**WORK TO BE COMPLETED:** Write the next part of the passage on scalable video coding layers, picking up after its last sentence.

**SOURCE:**
A video stream created by camera 5 may be another view (for example, view 4) predicted and coded with reference to the base view.
A video stream created by camera 4 may be another view (for example, view 5) predicted and coded with reference to the base view and view 4.
View order idx is a value for identifying the order of a view layer, that is, a layer among a plurality of multi-view layers, in a bitstream. View order idx may be part of layer IDs related to the NAL unit.
A dimension ID of depth order idx for identifying depth scalability means that a layer is coded by a 3D video coding scheme. In 3D video coding, a depth map is used for one or more coded frames to render a 3D picture, in which depth order idx is used to identify a layer of the depth map or the order of a depth layer/depth order in a coded 3D video stream.
FIG. 5 illustrates an example of a framework of 3D video coding using a depth map.
As illustrated in FIG. 5, a 3D video may be coded using a plurality of depth maps, and a base layer may be referenced by upper layers which may be represented by depth order 1 and depth order 2. A layer represented by depth order N may have depth dependency on a layer lower in order than N.
Depth order idx is a value for identifying a layer of a depth map or the order of a depth layer/depth order, that is, a layer among a plurality of depth map layers. Depth order idx may be part of layer IDs related to the NAL unit.
A dimension ID of dependency ID for identifying spatial scalability means that an upper layer is predicted and subjected to spatial scalability coding with reference to a coded video of a lower layer.
FIG. 6 illustrates an example of a framework of spatial scalability coding.
In a video to which spatial scalability is applied, each spatial scalability layer includes a lower layer and an upper layer having a higher spatial resolution (for example, picture width or picture height) than the lower layer.
A layer having a dependency ID of N may be a base layer, and a layer having a dependency ID of N+1 is an upper layer having a higher resolution than the layer having the dependency ID of N and may be coded using coded video information on the base layer.
Dependency ID is used to identify the order of a spatial layer in a bitstream and may be part of layer IDs related to the NAL unit.
A dimension ID of quality ID for identifying quality scalability means that an upper layer is predicted and subjected to quality scalability coding with reference to a coded video of a lower layer.
FIG. 7 illustrates an example of a framework of quality scalability coding.
In a video to which quality scalability is applied, each quality scalability layer includes a lower layer and an upper layer having the same spatial resolution (for example, picture width or picture height) as the lower layer but a higher visual quality than the lower layer.
A layer having a quality ID of N may be a base layer, and a layer having a quality ID of N+1 is an upper layer having a higher quality than the layer having the quality ID of N and may be coded using the base layer.
Quality ID is used to identify the order of a quality scalability layer in a bitstream and may be part of layer IDs related to the NAL unit.
The same codec scheme may be applied to both quality scalability and spatial scalability, in which case quality scalability and spatial scalability may be represented by a single ID.

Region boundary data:
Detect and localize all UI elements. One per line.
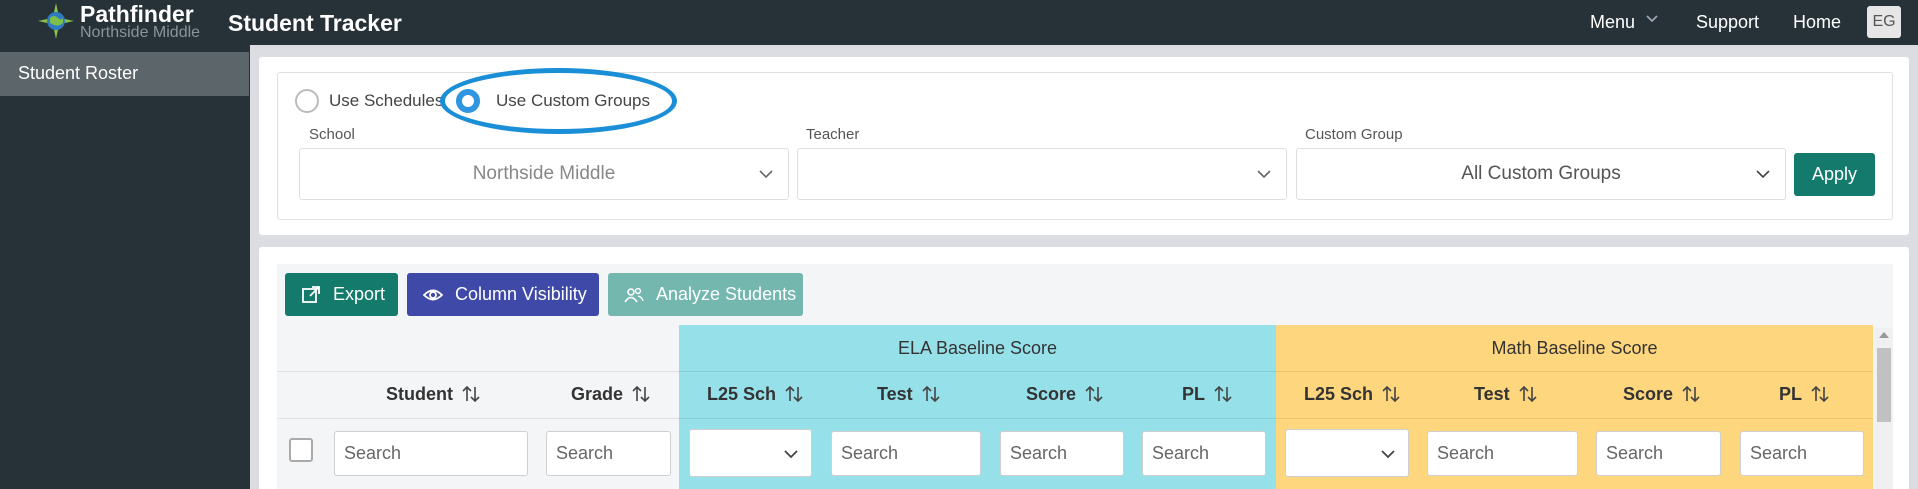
column-visibility-button-label: Column Visibility [455,284,587,304]
header-divider [277,418,1873,419]
scrollbar-thumb[interactable] [1877,348,1891,422]
teacher-field-label: Teacher [806,126,860,143]
user-avatar[interactable]: EG [1867,6,1901,38]
sort-icon [785,385,803,403]
use-schedules-radio[interactable] [295,89,319,113]
custom-group-select-value: All Custom Groups [1461,163,1621,184]
pathfinder-logo-icon [38,3,74,39]
col-header-math-score[interactable]: Score [1623,384,1701,405]
col-header-ela-score[interactable]: Score [1026,384,1104,405]
ela-pl-search-input[interactable] [1142,431,1266,476]
chevron-down-icon [759,170,773,179]
col-header-student[interactable]: Student [386,384,481,405]
chevron-down-icon [1257,170,1271,179]
col-header-label: Score [1623,384,1674,404]
col-header-grade[interactable]: Grade [571,384,651,405]
sort-icon [1519,385,1537,403]
teacher-select[interactable] [797,148,1287,200]
col-header-ela-pl[interactable]: PL [1182,384,1233,405]
custom-group-select[interactable]: All Custom Groups [1296,148,1786,200]
col-header-label: Grade [571,384,624,404]
eye-icon [423,289,443,301]
school-field-label: School [309,126,355,143]
col-header-label: Test [877,384,913,404]
apply-button[interactable]: Apply [1794,153,1875,196]
school-select-value: Northside Middle [472,163,616,184]
scroll-up-arrow-icon[interactable] [1879,332,1889,338]
col-header-ela-l25-sch[interactable]: L25 Sch [707,384,804,405]
grade-search-input[interactable] [546,431,671,476]
col-header-label: L25 Sch [707,384,777,404]
external-link-icon [302,286,320,303]
sort-icon [1811,385,1829,403]
ela-score-search-input[interactable] [1000,431,1124,476]
nav-menu-label: Menu [1590,12,1636,32]
export-button[interactable]: Export [285,273,398,316]
sort-icon [462,385,480,403]
col-header-math-pl[interactable]: PL [1779,384,1830,405]
col-header-ela-test[interactable]: Test [877,384,941,405]
sort-icon [1382,385,1400,403]
sidebar: Student Roster [0,45,250,489]
math-pl-search-input[interactable] [1740,431,1864,476]
col-header-label: L25 Sch [1304,384,1374,404]
col-header-label: PL [1182,384,1206,404]
col-header-math-test[interactable]: Test [1474,384,1538,405]
chevron-down-icon [1381,450,1395,459]
sort-icon [1214,385,1232,403]
math-score-search-input[interactable] [1596,431,1721,476]
math-baseline-score-header: Math Baseline Score [1491,338,1658,358]
math-test-search-input[interactable] [1427,431,1578,476]
col-header-label: Score [1026,384,1077,404]
school-select[interactable]: Northside Middle [299,148,789,200]
app-title: Student Tracker [228,10,402,36]
col-header-math-l25-sch[interactable]: L25 Sch [1304,384,1401,405]
sort-icon [1085,385,1103,403]
brand-school-name: Northside Middle [80,24,201,41]
header-divider [277,371,1873,372]
table-scrollbar[interactable] [1875,328,1893,489]
math-l25-sch-select[interactable] [1285,429,1409,477]
column-visibility-button[interactable]: Column Visibility [407,273,599,316]
nav-home-link[interactable]: Home [1793,12,1841,33]
ela-test-search-input[interactable] [831,431,981,476]
student-search-input[interactable] [334,431,528,476]
custom-group-field-label: Custom Group [1305,126,1403,143]
sort-icon [922,385,940,403]
nav-menu-dropdown[interactable]: Menu [1590,12,1659,33]
sort-icon [1682,385,1700,403]
use-custom-groups-label[interactable]: Use Custom Groups [496,91,650,111]
chevron-down-icon [1756,170,1770,179]
chevron-down-icon [1646,15,1658,23]
col-header-label: Student [386,384,453,404]
top-navbar: Pathfinder Northside Middle Student Trac… [0,0,1918,45]
sort-icon [632,385,650,403]
analyze-students-button-label: Analyze Students [656,284,797,304]
ela-l25-sch-select[interactable] [689,429,812,477]
analyze-students-button[interactable]: Analyze Students [608,273,803,316]
chevron-down-icon [784,450,798,459]
export-button-label: Export [333,284,386,304]
users-icon [624,287,644,303]
ela-baseline-score-header: ELA Baseline Score [897,338,1058,358]
use-custom-groups-radio[interactable] [456,89,480,113]
select-all-checkbox[interactable] [289,438,313,462]
sidebar-item-student-roster[interactable]: Student Roster [0,52,249,96]
col-header-label: PL [1779,384,1803,404]
use-schedules-label[interactable]: Use Schedules [329,91,443,111]
nav-support-link[interactable]: Support [1696,12,1759,33]
col-header-label: Test [1474,384,1510,404]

**RESULT OF THE EXERCISE:**
As described above, the bitstream may include layers supporting various types of scalabilities, and scalability may be represented with information on a dimension type and information on a dimension ID for identifying a layer with respect to a dimension mapped onto the dimension type. In this case, the dimension type may be signaled from an encoding apparatus to a decoding apparatus, and a mapping relationship between the dimension type and the dimension ID may be set in advance through a preset table in the encoding apparatus and the decoding apparatus.
dimension_len[i] specifies the length, that is, bits, of an i-th dimension ID, wherein dimension_len[i] may have a value in a range of 1 to 6, and the dimension_len[i] sum for an i-th layer needs to be 6.
dimension_len[i] may be signaled using syntax element dimension_id_len or dimension_id_len_minus1. In this case, the sum of values specified by dimension_id_len or dimension_id_len_minus1 needs to be 6.
Information indicating the dimension of the i-th layer needs to be mapped onto a layer ID included in the NAL unit header so as to identify the layer, and accordingly the sum of dimension_len[i] specifying the length of the dimension ID representing the dimension needs to be smaller than or equal to the length of the layer ID.
When the length of the layer ID for identifying the layer is six bits, dimension_len[i] may have a value in a range of 1 to 6 and the sum of dimension_len[i] needs to be six bits.
vps_layer_id [i] specifies the layer ID of the i-th layer to which dependency information is applied, and bits of each vps_layer_id [i] may be configured as follows.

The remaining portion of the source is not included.